:: Page extract ::
********

My husband came back after the disappearing act. We didn't really talk and after 22 years of marriage, the status quo for the last 7 years things are not going to change. We have become expert at living within our dysfunctional marriage; at some level, he is satisfied. But I have this persistent notion that someday, I could find a man my age who would love (and make love to) me.
(Members of this group usually refer to it as sex but, really it should be making love, because it should be more than *******. Anyway.....

This week we had an offer on our house. A low ball offer from a tenant. My husband said what he always says "it's your house, do whatever you want" This is very kind of him and it is also true. (I rebuilt the house over the last two decades, handled the expenses for the last 7 or so.) So I am free to do whatever I should decide to do with our house and our little boy. This also means that I am alone in whatever decision I make. I am exhausted as it is and I am scared of all the responsibility.( Even though I probably have been pretty much alone for many years)

********

:: Dataset excerpts ::
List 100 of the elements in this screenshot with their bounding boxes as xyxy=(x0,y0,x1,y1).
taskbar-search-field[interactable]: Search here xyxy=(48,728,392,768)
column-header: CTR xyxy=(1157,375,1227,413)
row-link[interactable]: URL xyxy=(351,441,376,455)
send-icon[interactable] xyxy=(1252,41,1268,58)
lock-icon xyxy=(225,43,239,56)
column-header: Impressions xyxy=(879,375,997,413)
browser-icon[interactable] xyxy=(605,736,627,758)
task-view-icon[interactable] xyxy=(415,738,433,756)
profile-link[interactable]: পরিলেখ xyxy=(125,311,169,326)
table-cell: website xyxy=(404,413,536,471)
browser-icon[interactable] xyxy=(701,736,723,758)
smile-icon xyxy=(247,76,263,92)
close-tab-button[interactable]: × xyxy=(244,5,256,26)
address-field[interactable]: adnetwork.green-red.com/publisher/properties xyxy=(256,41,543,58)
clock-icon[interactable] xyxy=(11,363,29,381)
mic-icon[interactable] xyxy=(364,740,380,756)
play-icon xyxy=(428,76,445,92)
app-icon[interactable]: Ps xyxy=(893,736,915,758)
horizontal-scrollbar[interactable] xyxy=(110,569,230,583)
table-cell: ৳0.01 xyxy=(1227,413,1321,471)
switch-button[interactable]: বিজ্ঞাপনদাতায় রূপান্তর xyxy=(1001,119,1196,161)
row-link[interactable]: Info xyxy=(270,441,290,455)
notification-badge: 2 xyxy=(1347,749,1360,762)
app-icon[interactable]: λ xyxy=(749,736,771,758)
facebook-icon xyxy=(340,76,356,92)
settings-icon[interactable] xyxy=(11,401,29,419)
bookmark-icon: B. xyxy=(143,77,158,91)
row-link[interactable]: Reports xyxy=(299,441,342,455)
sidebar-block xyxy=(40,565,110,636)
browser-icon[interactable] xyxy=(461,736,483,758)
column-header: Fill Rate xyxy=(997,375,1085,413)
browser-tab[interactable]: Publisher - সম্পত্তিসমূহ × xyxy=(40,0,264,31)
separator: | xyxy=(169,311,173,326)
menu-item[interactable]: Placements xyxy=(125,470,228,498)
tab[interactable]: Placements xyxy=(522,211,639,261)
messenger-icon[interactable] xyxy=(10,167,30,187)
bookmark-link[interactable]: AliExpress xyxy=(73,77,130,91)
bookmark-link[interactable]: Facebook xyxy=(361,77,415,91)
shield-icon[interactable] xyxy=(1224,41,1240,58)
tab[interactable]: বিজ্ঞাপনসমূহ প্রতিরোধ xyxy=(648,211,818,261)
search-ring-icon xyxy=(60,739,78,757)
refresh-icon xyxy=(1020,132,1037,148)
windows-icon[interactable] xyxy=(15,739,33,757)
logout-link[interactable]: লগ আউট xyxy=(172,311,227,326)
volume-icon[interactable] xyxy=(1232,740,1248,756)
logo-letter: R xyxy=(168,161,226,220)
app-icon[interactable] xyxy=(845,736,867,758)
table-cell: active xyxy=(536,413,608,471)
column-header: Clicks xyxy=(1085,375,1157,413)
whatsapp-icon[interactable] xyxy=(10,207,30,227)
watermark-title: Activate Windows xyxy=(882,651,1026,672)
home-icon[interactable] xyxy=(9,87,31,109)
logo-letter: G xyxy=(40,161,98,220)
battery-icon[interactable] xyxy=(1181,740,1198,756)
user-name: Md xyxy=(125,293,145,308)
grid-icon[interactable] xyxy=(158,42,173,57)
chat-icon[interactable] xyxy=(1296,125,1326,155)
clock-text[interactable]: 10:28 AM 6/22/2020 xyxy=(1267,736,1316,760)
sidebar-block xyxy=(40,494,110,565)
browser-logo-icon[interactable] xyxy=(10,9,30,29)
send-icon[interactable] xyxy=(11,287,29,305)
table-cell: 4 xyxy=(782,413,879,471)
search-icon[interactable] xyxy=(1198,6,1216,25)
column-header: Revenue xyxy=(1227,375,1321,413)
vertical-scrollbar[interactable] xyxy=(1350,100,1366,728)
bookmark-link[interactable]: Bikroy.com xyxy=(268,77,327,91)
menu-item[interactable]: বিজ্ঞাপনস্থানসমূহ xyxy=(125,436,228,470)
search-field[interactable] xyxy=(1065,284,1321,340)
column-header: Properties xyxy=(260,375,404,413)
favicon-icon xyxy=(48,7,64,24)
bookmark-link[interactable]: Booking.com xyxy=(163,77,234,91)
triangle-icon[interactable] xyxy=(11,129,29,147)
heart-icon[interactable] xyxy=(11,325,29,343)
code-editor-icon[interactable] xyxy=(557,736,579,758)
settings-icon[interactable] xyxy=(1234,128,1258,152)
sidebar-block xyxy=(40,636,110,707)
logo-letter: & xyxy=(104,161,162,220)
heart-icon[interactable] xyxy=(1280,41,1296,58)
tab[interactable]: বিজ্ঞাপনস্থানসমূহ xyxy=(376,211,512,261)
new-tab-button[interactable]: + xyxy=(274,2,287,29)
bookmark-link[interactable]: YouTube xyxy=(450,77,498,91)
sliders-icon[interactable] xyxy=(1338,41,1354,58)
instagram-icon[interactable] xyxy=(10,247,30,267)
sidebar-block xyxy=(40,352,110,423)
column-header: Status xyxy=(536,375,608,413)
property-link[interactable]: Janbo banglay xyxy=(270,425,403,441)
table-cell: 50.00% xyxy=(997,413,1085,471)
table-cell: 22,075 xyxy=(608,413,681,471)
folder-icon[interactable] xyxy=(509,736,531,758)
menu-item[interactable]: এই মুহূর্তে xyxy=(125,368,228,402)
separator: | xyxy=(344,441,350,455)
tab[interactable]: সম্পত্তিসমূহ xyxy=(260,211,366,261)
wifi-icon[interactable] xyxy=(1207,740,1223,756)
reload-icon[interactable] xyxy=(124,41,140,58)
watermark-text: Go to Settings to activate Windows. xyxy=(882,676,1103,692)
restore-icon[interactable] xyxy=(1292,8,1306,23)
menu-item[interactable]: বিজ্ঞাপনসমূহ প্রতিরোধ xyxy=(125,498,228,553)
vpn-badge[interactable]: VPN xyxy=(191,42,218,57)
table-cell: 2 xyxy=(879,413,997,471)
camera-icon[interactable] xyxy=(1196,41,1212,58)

********

:: Requirements ::
1. Type out the marriage post starting with "(Members of this" and going on through "for many years)".
2. Write a continuation of the marriage post from the point where it stops.
None of the data matters here.

:: Task responses ::
1.
(Members of this group usually refer to it as sex but, really it should be making love, because it should be more than *******. Anyway.....

This week we had an offer on our house. A low ball offer from a tenant. My husband said what he always says "it's your house, do whatever you want" This is very kind of him and it is also true. (I rebuilt the house over the last two decades, handled the expenses for the last 7 or so.) So I am free to do whatever I should decide to do with our house and our little boy. This also means that I am alone in whatever decision I make. I am exhausted as it is and I am scared of all the responsibility.( Even though I probably have been pretty much alone for many years)

2.
So knowing that I would not make the wrong financial decision and sell the house, I needed to take action to shore finances up. Here's my problem, in moments like these, I feel like my back is to the wall and I have to step up for our children's future. But he just sits down and makes himself a cup of tea. And then I try to explain...you have responsibilities please don't leave me alone to fend for our children's and my life. After a couple days of my demand that he work, he leaves.

So I start making plans on the finances and go to work to earn a living. Today, I have a business appointment but, I don't know whether he will show up to watch our son or not. I am trying to push through my fear to take action to support our family.

But that old fashion notion of mine about having a man who loves, makes love to me and sees me as a woman who is somewhat fragile and in need of some support persists.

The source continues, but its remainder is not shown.